**AIM OF THE TASK:**
Identify the lines that contain the word "data", then copy them.

Stored items:
________

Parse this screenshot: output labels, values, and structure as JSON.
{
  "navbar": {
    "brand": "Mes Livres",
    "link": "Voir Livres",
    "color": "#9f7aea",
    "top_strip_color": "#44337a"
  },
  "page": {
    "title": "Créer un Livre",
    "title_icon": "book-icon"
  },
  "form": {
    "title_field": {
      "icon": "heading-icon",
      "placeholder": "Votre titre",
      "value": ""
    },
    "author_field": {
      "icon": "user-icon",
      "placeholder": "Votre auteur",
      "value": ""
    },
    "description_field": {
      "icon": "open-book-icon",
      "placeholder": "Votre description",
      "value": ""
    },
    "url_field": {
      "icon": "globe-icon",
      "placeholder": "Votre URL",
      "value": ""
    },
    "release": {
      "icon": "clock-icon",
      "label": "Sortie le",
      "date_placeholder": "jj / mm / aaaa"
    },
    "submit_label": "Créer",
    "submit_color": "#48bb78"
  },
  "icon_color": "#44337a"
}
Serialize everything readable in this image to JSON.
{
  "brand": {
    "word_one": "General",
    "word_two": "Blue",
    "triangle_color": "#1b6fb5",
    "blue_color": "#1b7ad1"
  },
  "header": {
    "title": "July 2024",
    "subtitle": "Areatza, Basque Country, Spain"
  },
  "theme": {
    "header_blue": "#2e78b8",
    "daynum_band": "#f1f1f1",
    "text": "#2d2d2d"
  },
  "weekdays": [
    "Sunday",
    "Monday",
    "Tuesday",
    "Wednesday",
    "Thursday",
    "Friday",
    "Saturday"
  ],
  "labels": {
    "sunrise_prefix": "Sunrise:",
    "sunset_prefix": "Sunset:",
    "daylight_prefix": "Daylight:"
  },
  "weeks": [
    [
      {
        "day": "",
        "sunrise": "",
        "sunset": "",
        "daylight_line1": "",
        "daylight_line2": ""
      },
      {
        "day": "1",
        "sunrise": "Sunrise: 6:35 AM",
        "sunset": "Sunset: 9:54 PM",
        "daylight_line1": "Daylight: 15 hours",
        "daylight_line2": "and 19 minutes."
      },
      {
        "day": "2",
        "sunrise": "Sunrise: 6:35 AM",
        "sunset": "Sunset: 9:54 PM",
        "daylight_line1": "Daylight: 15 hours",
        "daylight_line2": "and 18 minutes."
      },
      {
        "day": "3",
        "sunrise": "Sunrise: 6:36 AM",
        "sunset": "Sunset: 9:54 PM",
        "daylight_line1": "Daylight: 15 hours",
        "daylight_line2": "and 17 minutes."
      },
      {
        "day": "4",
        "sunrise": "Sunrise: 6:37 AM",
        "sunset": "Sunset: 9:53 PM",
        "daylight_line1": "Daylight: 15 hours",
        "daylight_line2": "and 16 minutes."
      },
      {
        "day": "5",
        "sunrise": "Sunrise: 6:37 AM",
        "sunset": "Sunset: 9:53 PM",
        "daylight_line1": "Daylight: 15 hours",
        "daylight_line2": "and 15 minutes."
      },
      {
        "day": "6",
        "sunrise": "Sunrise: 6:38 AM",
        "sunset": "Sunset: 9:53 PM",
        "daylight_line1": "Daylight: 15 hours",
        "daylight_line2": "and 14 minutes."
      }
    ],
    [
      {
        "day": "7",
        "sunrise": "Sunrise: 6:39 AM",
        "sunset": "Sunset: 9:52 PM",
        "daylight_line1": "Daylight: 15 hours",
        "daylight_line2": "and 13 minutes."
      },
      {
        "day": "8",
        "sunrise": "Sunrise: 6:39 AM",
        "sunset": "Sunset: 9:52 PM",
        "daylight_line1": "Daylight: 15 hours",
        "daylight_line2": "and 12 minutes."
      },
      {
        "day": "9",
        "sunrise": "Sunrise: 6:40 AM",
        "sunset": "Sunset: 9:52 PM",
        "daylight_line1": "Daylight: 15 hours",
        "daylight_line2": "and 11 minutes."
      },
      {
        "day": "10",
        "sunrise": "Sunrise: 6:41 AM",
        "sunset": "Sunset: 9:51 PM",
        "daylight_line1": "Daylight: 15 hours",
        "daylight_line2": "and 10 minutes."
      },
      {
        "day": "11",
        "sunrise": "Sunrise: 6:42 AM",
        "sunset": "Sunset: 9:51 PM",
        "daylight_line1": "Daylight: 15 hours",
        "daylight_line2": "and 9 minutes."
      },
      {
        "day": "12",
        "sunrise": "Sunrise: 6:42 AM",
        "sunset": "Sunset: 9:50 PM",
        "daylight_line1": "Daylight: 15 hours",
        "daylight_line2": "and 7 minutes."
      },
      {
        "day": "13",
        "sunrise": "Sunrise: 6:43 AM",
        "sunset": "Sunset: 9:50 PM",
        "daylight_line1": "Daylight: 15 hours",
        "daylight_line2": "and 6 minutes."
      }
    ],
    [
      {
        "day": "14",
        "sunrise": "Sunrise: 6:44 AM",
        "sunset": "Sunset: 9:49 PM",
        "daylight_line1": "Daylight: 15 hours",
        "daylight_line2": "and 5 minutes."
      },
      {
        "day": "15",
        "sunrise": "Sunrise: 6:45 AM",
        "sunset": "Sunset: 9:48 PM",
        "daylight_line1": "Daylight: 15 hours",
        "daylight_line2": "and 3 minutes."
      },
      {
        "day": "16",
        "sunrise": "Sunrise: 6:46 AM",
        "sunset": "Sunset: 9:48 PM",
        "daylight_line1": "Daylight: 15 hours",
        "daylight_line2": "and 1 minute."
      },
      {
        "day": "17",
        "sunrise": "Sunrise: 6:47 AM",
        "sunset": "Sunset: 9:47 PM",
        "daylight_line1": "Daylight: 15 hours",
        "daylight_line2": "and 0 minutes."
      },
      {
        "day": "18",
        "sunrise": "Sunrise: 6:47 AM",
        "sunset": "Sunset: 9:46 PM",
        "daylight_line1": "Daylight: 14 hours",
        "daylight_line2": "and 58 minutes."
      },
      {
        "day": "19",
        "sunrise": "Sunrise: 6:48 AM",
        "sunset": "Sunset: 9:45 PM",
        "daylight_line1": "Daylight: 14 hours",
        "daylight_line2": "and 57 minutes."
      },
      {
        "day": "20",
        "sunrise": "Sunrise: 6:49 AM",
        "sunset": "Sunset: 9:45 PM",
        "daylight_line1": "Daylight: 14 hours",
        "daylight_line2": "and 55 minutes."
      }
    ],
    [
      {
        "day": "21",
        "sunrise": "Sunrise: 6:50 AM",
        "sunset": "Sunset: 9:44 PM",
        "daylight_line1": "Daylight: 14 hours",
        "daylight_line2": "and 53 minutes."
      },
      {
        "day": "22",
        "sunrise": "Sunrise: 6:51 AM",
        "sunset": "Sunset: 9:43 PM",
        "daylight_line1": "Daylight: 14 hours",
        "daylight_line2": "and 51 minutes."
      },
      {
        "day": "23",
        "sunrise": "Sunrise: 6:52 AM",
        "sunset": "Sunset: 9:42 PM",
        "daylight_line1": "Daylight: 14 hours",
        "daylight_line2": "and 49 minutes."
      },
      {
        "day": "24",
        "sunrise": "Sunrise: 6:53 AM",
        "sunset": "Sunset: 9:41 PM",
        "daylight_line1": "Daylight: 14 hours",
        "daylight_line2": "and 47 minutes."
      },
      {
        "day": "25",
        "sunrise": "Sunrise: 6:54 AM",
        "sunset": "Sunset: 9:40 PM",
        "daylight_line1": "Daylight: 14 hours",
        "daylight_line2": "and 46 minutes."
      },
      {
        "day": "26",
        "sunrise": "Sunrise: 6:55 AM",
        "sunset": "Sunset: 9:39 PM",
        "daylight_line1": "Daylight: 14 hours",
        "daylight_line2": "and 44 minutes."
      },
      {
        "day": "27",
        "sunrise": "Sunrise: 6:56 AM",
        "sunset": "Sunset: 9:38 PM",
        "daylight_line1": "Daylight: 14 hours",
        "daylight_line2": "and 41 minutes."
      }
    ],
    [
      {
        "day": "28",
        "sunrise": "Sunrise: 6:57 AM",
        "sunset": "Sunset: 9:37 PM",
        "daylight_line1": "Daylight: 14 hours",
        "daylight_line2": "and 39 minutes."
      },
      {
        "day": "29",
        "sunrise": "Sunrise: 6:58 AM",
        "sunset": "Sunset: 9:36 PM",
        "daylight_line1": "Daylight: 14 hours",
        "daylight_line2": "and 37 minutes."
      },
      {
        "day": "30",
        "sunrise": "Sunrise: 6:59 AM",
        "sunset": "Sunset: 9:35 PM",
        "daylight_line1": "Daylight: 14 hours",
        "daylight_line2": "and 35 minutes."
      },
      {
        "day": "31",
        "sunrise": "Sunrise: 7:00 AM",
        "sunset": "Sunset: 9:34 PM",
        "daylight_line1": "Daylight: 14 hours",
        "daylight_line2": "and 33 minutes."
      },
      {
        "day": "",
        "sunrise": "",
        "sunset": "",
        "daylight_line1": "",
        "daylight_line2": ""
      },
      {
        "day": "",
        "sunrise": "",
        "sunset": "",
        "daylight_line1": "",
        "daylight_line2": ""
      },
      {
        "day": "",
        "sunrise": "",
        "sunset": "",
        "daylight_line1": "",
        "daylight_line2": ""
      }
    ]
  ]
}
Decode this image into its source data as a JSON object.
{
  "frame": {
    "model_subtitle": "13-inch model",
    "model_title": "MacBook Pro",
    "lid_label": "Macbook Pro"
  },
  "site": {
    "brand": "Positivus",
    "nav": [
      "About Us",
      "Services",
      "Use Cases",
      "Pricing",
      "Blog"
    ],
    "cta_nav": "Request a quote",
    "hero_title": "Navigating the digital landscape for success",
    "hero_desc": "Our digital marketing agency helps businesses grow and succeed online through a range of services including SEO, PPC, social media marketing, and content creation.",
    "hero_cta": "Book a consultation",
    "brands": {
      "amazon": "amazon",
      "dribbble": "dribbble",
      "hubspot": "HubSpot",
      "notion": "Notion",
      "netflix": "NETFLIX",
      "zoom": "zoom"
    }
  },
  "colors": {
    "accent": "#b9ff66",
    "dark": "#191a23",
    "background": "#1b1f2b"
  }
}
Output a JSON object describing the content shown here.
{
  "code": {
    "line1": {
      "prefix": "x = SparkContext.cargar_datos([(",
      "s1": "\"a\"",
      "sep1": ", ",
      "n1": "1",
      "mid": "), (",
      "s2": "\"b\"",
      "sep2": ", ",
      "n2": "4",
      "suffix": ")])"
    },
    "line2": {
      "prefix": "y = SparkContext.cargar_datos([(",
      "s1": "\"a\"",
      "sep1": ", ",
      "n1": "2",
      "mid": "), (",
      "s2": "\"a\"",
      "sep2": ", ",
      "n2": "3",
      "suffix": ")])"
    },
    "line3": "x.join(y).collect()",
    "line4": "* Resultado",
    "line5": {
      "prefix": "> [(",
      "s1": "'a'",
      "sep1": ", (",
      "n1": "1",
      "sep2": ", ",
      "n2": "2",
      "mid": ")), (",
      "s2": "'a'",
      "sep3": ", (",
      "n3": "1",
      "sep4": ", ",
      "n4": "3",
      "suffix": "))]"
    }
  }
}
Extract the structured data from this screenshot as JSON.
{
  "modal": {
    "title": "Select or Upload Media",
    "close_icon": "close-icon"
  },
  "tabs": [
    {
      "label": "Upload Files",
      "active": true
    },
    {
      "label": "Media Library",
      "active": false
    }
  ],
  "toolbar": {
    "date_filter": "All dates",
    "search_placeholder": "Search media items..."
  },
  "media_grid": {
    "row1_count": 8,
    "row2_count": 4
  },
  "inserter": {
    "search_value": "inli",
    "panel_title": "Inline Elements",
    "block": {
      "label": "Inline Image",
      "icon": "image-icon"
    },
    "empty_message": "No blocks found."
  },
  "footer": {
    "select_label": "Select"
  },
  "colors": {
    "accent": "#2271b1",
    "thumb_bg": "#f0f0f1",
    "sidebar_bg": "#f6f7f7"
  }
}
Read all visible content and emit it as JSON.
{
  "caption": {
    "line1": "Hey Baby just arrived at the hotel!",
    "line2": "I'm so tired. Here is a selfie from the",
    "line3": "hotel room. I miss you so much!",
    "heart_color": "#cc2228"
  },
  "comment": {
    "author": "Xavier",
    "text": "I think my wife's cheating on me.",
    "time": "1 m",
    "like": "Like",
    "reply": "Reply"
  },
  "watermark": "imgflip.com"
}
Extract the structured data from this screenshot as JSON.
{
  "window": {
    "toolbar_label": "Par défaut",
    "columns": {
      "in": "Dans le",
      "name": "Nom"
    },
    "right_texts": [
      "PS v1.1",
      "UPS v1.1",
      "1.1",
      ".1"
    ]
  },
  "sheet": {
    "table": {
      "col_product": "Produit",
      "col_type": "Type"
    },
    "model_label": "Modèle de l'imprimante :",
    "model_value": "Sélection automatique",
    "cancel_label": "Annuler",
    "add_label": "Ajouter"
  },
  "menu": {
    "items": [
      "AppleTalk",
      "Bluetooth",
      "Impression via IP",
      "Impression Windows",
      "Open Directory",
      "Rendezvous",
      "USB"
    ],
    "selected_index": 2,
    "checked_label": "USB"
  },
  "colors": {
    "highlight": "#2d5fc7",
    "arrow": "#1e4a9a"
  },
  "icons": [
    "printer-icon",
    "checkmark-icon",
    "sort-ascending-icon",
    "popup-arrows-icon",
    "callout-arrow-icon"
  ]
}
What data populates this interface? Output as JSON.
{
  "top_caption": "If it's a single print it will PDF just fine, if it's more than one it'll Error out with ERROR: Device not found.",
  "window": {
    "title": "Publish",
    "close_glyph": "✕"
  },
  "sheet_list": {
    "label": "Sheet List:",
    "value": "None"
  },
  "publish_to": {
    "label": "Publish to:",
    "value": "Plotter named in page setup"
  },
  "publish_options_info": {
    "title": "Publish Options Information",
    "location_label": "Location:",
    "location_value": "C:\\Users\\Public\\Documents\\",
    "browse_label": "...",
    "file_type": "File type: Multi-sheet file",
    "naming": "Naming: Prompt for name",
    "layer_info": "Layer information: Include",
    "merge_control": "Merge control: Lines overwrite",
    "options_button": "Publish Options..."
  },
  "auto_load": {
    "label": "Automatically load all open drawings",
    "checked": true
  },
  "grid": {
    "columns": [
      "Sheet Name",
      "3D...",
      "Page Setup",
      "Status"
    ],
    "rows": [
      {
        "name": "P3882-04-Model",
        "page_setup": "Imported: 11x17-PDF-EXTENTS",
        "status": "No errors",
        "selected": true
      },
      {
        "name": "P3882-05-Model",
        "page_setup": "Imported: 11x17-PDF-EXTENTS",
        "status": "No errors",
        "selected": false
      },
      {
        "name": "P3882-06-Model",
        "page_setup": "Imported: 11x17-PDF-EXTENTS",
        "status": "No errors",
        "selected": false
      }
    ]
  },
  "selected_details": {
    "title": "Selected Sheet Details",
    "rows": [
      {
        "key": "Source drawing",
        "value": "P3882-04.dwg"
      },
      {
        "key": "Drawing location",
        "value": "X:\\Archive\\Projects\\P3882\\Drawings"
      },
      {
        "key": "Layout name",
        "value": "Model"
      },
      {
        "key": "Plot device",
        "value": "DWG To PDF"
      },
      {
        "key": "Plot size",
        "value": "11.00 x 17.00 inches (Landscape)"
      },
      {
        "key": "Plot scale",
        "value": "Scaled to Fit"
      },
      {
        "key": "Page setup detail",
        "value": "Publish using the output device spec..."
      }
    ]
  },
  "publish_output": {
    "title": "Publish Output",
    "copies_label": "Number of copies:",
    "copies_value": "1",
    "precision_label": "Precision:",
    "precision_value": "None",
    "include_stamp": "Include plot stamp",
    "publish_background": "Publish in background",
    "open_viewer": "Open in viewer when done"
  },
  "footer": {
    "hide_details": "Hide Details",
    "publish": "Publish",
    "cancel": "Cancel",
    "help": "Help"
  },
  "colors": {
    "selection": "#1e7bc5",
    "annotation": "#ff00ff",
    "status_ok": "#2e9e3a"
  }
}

________

**RESPONSE TO THIS EXERCISE:**
Decode this image into its source data as a JSON object.
Extract the structured data from this screenshot as JSON.
Extract the structured data from this screenshot as JSON.
What data populates this interface? Output as JSON.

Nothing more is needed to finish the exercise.